- **TASK BRIEF**: Copy the listing verbatim, excluding any images found in it.

Data tied to figure images
%%

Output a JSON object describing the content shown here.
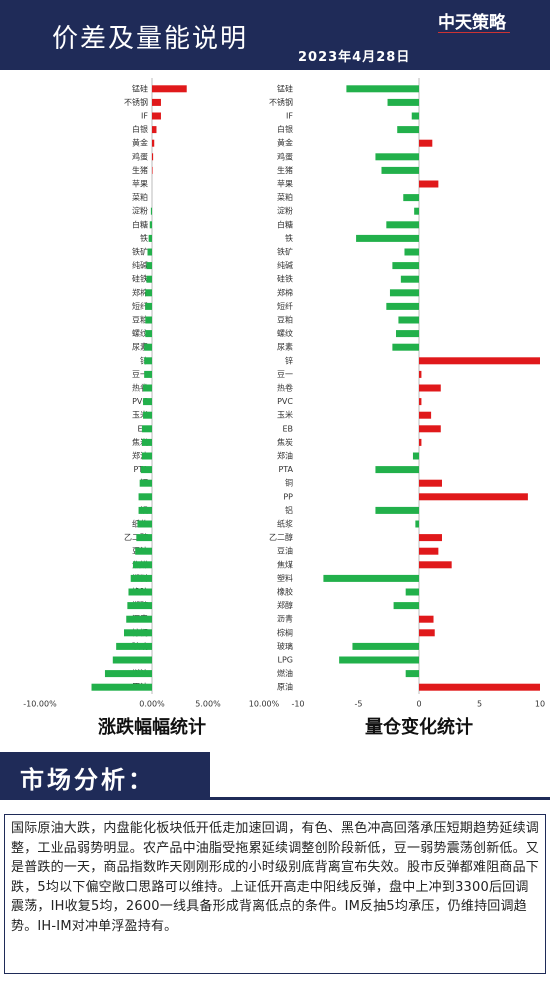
{
  "header": {
    "title": "价差及量能说明",
    "date": "2023年4月28日",
    "logo": "中天策略"
  },
  "chart_data": [
    {
      "type": "hbar",
      "title": "涨跌幅幅统计",
      "categories": [
        "锰硅",
        "不锈钢",
        "IF",
        "白银",
        "黄金",
        "鸡蛋",
        "生猪",
        "苹果",
        "菜粕",
        "淀粉",
        "白糖",
        "铁",
        "铁矿",
        "纯碱",
        "硅铁",
        "郑棉",
        "短纤",
        "豆粕",
        "螺纹",
        "尿素",
        "锌",
        "豆一",
        "热卷",
        "PVC",
        "玉米",
        "EB",
        "焦炭",
        "郑油",
        "PTA",
        "铜",
        "PP",
        "铝",
        "纸浆",
        "乙二醇",
        "豆油",
        "焦煤",
        "塑料",
        "橡胶",
        "郑醇",
        "沥青",
        "棕榈",
        "玻璃",
        "LPG",
        "燃油",
        "原油"
      ],
      "values": [
        3.1,
        0.8,
        0.8,
        0.4,
        0.2,
        0.1,
        0.05,
        0,
        0,
        -0.1,
        -0.2,
        -0.3,
        -0.4,
        -0.5,
        -0.5,
        -0.6,
        -0.6,
        -0.6,
        -0.6,
        -0.7,
        -0.7,
        -0.7,
        -0.8,
        -0.8,
        -0.8,
        -0.9,
        -0.9,
        -0.9,
        -1.0,
        -1.1,
        -1.2,
        -1.2,
        -1.3,
        -1.4,
        -1.5,
        -1.7,
        -1.9,
        -2.1,
        -2.2,
        -2.3,
        -2.5,
        -3.2,
        -3.5,
        -4.2,
        -5.4
      ],
      "positive_color": "#e0191b",
      "negative_color": "#22b04b",
      "xlim": [
        -10,
        10
      ],
      "xticks": [
        {
          "value": -10,
          "label": "-10.00%"
        },
        {
          "value": 0,
          "label": "0.00%"
        },
        {
          "value": 5,
          "label": "5.00%"
        },
        {
          "value": 10,
          "label": "10.00%"
        }
      ]
    },
    {
      "type": "hbar",
      "title": "量仓变化统计",
      "categories": [
        "锰硅",
        "不锈钢",
        "IF",
        "白银",
        "黄金",
        "鸡蛋",
        "生猪",
        "苹果",
        "菜粕",
        "淀粉",
        "白糖",
        "铁",
        "铁矿",
        "纯碱",
        "硅铁",
        "郑棉",
        "短纤",
        "豆粕",
        "螺纹",
        "尿素",
        "锌",
        "豆一",
        "热卷",
        "PVC",
        "玉米",
        "EB",
        "焦炭",
        "郑油",
        "PTA",
        "铜",
        "PP",
        "铝",
        "纸浆",
        "乙二醇",
        "豆油",
        "焦煤",
        "塑料",
        "橡胶",
        "郑醇",
        "沥青",
        "棕榈",
        "玻璃",
        "LPG",
        "燃油",
        "原油"
      ],
      "values": [
        -6.0,
        -2.6,
        -0.6,
        -1.8,
        1.1,
        -3.6,
        -3.1,
        1.6,
        -1.3,
        -0.4,
        -2.7,
        -5.2,
        -1.2,
        -2.2,
        -1.5,
        -2.4,
        -2.7,
        -1.7,
        -1.9,
        -2.2,
        10,
        0.2,
        1.8,
        0.2,
        1.0,
        1.8,
        0.2,
        -0.5,
        -3.6,
        1.9,
        9.0,
        -3.6,
        -0.3,
        1.9,
        1.6,
        2.7,
        -7.9,
        -1.1,
        -2.1,
        1.2,
        1.3,
        -5.5,
        -6.6,
        -1.1,
        10
      ],
      "positive_color": "#e0191b",
      "negative_color": "#22b04b",
      "xlim": [
        -10,
        10
      ],
      "xticks": [
        -10,
        -5,
        0,
        5,
        10
      ]
    }
  ],
  "analysis": {
    "title": "市场分析：",
    "text": "国际原油大跌，内盘能化板块低开低走加速回调，有色、黑色冲高回落承压短期趋势延续调整，工业品弱势明显。农产品中油脂受拖累延续调整创阶段新低，豆一弱势震荡创新低。又是普跌的一天，商品指数昨天刚刚形成的小时级别底背离宣布失效。股市反弹都难阻商品下跌，5均以下偏空敞口思路可以维持。上证低开高走中阳线反弹，盘中上冲到3300后回调震荡，IH收复5均，2600一线具备形成背离低点的条件。IM反抽5均承压，仍维持回调趋势。IH-IM对冲单浮盈持有。"
  }
}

%%

- **CORRECT ANSWER**:
Output a JSON object describing the content shown here.
{
  "header": {
    "title": "价差及量能说明",
    "date": "2023年4月28日",
    "logo": "中天策略"
  },
  "chart_data": [
    {
      "type": "hbar",
      "title": "涨跌幅幅统计",
      "categories": [
        "锰硅",
        "不锈钢",
        "IF",
        "白银",
        "黄金",
        "鸡蛋",
        "生猪",
        "苹果",
        "菜粕",
        "淀粉",
        "白糖",
        "铁",
        "铁矿",
        "纯碱",
        "硅铁",
        "郑棉",
        "短纤",
        "豆粕",
        "螺纹",
        "尿素",
        "锌",
        "豆一",
        "热卷",
        "PVC",
        "玉米",
        "EB",
        "焦炭",
        "郑油",
        "PTA",
        "铜",
        "PP",
        "铝",
        "纸浆",
        "乙二醇",
        "豆油",
        "焦煤",
        "塑料",
        "橡胶",
        "郑醇",
        "沥青",
        "棕榈",
        "玻璃",
        "LPG",
        "燃油",
        "原油"
      ],
      "values": [
        3.1,
        0.8,
        0.8,
        0.4,
        0.2,
        0.1,
        0.05,
        0,
        0,
        -0.1,
        -0.2,
        -0.3,
        -0.4,
        -0.5,
        -0.5,
        -0.6,
        -0.6,
        -0.6,
        -0.6,
        -0.7,
        -0.7,
        -0.7,
        -0.8,
        -0.8,
        -0.8,
        -0.9,
        -0.9,
        -0.9,
        -1.0,
        -1.1,
        -1.2,
        -1.2,
        -1.3,
        -1.4,
        -1.5,
        -1.7,
        -1.9,
        -2.1,
        -2.2,
        -2.3,
        -2.5,
        -3.2,
        -3.5,
        -4.2,
        -5.4
      ],
      "positive_color": "#e0191b",
      "negative_color": "#22b04b",
      "xlim": [
        -10,
        10
      ],
      "xticks": [
        {
          "value": -10,
          "label": "-10.00%"
        },
        {
          "value": 0,
          "label": "0.00%"
        },
        {
          "value": 5,
          "label": "5.00%"
        },
        {
          "value": 10,
          "label": "10.00%"
        }
      ]
    },
    {
      "type": "hbar",
      "title": "量仓变化统计",
      "categories": [
        "锰硅",
        "不锈钢",
        "IF",
        "白银",
        "黄金",
        "鸡蛋",
        "生猪",
        "苹果",
        "菜粕",
        "淀粉",
        "白糖",
        "铁",
        "铁矿",
        "纯碱",
        "硅铁",
        "郑棉",
        "短纤",
        "豆粕",
        "螺纹",
        "尿素",
        "锌",
        "豆一",
        "热卷",
        "PVC",
        "玉米",
        "EB",
        "焦炭",
        "郑油",
        "PTA",
        "铜",
        "PP",
        "铝",
        "纸浆",
        "乙二醇",
        "豆油",
        "焦煤",
        "塑料",
        "橡胶",
        "郑醇",
        "沥青",
        "棕榈",
        "玻璃",
        "LPG",
        "燃油",
        "原油"
      ],
      "values": [
        -6.0,
        -2.6,
        -0.6,
        -1.8,
        1.1,
        -3.6,
        -3.1,
        1.6,
        -1.3,
        -0.4,
        -2.7,
        -5.2,
        -1.2,
        -2.2,
        -1.5,
        -2.4,
        -2.7,
        -1.7,
        -1.9,
        -2.2,
        10,
        0.2,
        1.8,
        0.2,
        1.0,
        1.8,
        0.2,
        -0.5,
        -3.6,
        1.9,
        9.0,
        -3.6,
        -0.3,
        1.9,
        1.6,
        2.7,
        -7.9,
        -1.1,
        -2.1,
        1.2,
        1.3,
        -5.5,
        -6.6,
        -1.1,
        10
      ],
      "positive_color": "#e0191b",
      "negative_color": "#22b04b",
      "xlim": [
        -10,
        10
      ],
      "xticks": [
        -10,
        -5,
        0,
        5,
        10
      ]
    }
  ],
  "analysis": {
    "title": "市场分析：",
    "text": "国际原油大跌，内盘能化板块低开低走加速回调，有色、黑色冲高回落承压短期趋势延续调整，工业品弱势明显。农产品中油脂受拖累延续调整创阶段新低，豆一弱势震荡创新低。又是普跌的一天，商品指数昨天刚刚形成的小时级别底背离宣布失效。股市反弹都难阻商品下跌，5均以下偏空敞口思路可以维持。上证低开高走中阳线反弹，盘中上冲到3300后回调震荡，IH收复5均，2600一线具备形成背离低点的条件。IM反抽5均承压，仍维持回调趋势。IH-IM对冲单浮盈持有。"
  }
}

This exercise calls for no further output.